▶ AIM
Copy out all the entries word for word.

▶ STORED ROWS

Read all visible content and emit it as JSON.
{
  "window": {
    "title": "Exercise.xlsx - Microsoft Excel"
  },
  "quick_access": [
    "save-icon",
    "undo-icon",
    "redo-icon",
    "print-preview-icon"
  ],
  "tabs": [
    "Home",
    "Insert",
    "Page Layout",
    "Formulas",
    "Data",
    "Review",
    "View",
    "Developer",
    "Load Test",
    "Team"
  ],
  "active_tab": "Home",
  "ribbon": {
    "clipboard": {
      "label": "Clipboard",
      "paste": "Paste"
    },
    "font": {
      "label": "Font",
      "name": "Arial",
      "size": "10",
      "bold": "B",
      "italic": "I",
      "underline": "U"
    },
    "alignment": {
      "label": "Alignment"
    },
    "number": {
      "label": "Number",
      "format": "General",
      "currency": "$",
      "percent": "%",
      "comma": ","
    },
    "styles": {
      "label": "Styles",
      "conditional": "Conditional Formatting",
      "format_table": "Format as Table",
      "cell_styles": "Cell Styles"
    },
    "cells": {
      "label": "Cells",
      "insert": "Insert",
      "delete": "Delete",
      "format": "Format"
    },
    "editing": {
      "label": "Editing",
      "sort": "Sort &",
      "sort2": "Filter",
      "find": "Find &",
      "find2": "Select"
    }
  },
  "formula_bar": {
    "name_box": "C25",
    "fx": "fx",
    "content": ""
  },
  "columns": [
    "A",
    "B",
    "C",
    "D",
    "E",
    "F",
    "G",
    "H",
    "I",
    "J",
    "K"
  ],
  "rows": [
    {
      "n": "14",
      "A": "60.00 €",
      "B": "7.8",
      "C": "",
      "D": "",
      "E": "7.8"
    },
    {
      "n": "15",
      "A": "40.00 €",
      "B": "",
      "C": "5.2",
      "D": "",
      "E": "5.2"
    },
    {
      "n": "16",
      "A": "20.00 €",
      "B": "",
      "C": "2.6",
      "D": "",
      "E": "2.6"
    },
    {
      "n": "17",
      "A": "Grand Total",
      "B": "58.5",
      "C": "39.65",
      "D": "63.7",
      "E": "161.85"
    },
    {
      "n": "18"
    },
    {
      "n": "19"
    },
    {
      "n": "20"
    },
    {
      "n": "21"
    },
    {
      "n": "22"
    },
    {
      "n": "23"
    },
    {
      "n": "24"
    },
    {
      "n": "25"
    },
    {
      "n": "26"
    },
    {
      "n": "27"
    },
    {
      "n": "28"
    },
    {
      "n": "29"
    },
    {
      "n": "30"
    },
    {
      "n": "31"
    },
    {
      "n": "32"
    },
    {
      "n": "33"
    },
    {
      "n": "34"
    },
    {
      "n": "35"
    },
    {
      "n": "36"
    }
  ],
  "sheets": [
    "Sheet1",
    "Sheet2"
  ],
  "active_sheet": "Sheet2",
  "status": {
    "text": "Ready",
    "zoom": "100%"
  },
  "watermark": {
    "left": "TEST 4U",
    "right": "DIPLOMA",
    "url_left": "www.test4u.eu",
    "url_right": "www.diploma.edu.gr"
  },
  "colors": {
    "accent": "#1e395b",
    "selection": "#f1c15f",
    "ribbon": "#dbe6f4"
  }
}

▶ ANSWER BELOW
Read all visible content and emit it as JSON.
{
  "window": {
    "title": "Exercise.xlsx - Microsoft Excel"
  },
  "quick_access": [
    "save-icon",
    "undo-icon",
    "redo-icon",
    "print-preview-icon"
  ],
  "tabs": [
    "Home",
    "Insert",
    "Page Layout",
    "Formulas",
    "Data",
    "Review",
    "View",
    "Developer",
    "Load Test",
    "Team"
  ],
  "active_tab": "Home",
  "ribbon": {
    "clipboard": {
      "label": "Clipboard",
      "paste": "Paste"
    },
    "font": {
      "label": "Font",
      "name": "Arial",
      "size": "10",
      "bold": "B",
      "italic": "I",
      "underline": "U"
    },
    "alignment": {
      "label": "Alignment"
    },
    "number": {
      "label": "Number",
      "format": "General",
      "currency": "$",
      "percent": "%",
      "comma": ","
    },
    "styles": {
      "label": "Styles",
      "conditional": "Conditional Formatting",
      "format_table": "Format as Table",
      "cell_styles": "Cell Styles"
    },
    "cells": {
      "label": "Cells",
      "insert": "Insert",
      "delete": "Delete",
      "format": "Format"
    },
    "editing": {
      "label": "Editing",
      "sort": "Sort &",
      "sort2": "Filter",
      "find": "Find &",
      "find2": "Select"
    }
  },
  "formula_bar": {
    "name_box": "C25",
    "fx": "fx",
    "content": ""
  },
  "columns": [
    "A",
    "B",
    "C",
    "D",
    "E",
    "F",
    "G",
    "H",
    "I",
    "J",
    "K"
  ],
  "rows": [
    {
      "n": "14",
      "A": "60.00 €",
      "B": "7.8",
      "C": "",
      "D": "",
      "E": "7.8"
    },
    {
      "n": "15",
      "A": "40.00 €",
      "B": "",
      "C": "5.2",
      "D": "",
      "E": "5.2"
    },
    {
      "n": "16",
      "A": "20.00 €",
      "B": "",
      "C": "2.6",
      "D": "",
      "E": "2.6"
    },
    {
      "n": "17",
      "A": "Grand Total",
      "B": "58.5",
      "C": "39.65",
      "D": "63.7",
      "E": "161.85"
    },
    {
      "n": "18"
    },
    {
      "n": "19"
    },
    {
      "n": "20"
    },
    {
      "n": "21"
    },
    {
      "n": "22"
    },
    {
      "n": "23"
    },
    {
      "n": "24"
    },
    {
      "n": "25"
    },
    {
      "n": "26"
    },
    {
      "n": "27"
    },
    {
      "n": "28"
    },
    {
      "n": "29"
    },
    {
      "n": "30"
    },
    {
      "n": "31"
    },
    {
      "n": "32"
    },
    {
      "n": "33"
    },
    {
      "n": "34"
    },
    {
      "n": "35"
    },
    {
      "n": "36"
    }
  ],
  "sheets": [
    "Sheet1",
    "Sheet2"
  ],
  "active_sheet": "Sheet2",
  "status": {
    "text": "Ready",
    "zoom": "100%"
  },
  "watermark": {
    "left": "TEST 4U",
    "right": "DIPLOMA",
    "url_left": "www.test4u.eu",
    "url_right": "www.diploma.edu.gr"
  },
  "colors": {
    "accent": "#1e395b",
    "selection": "#f1c15f",
    "ribbon": "#dbe6f4"
  }
}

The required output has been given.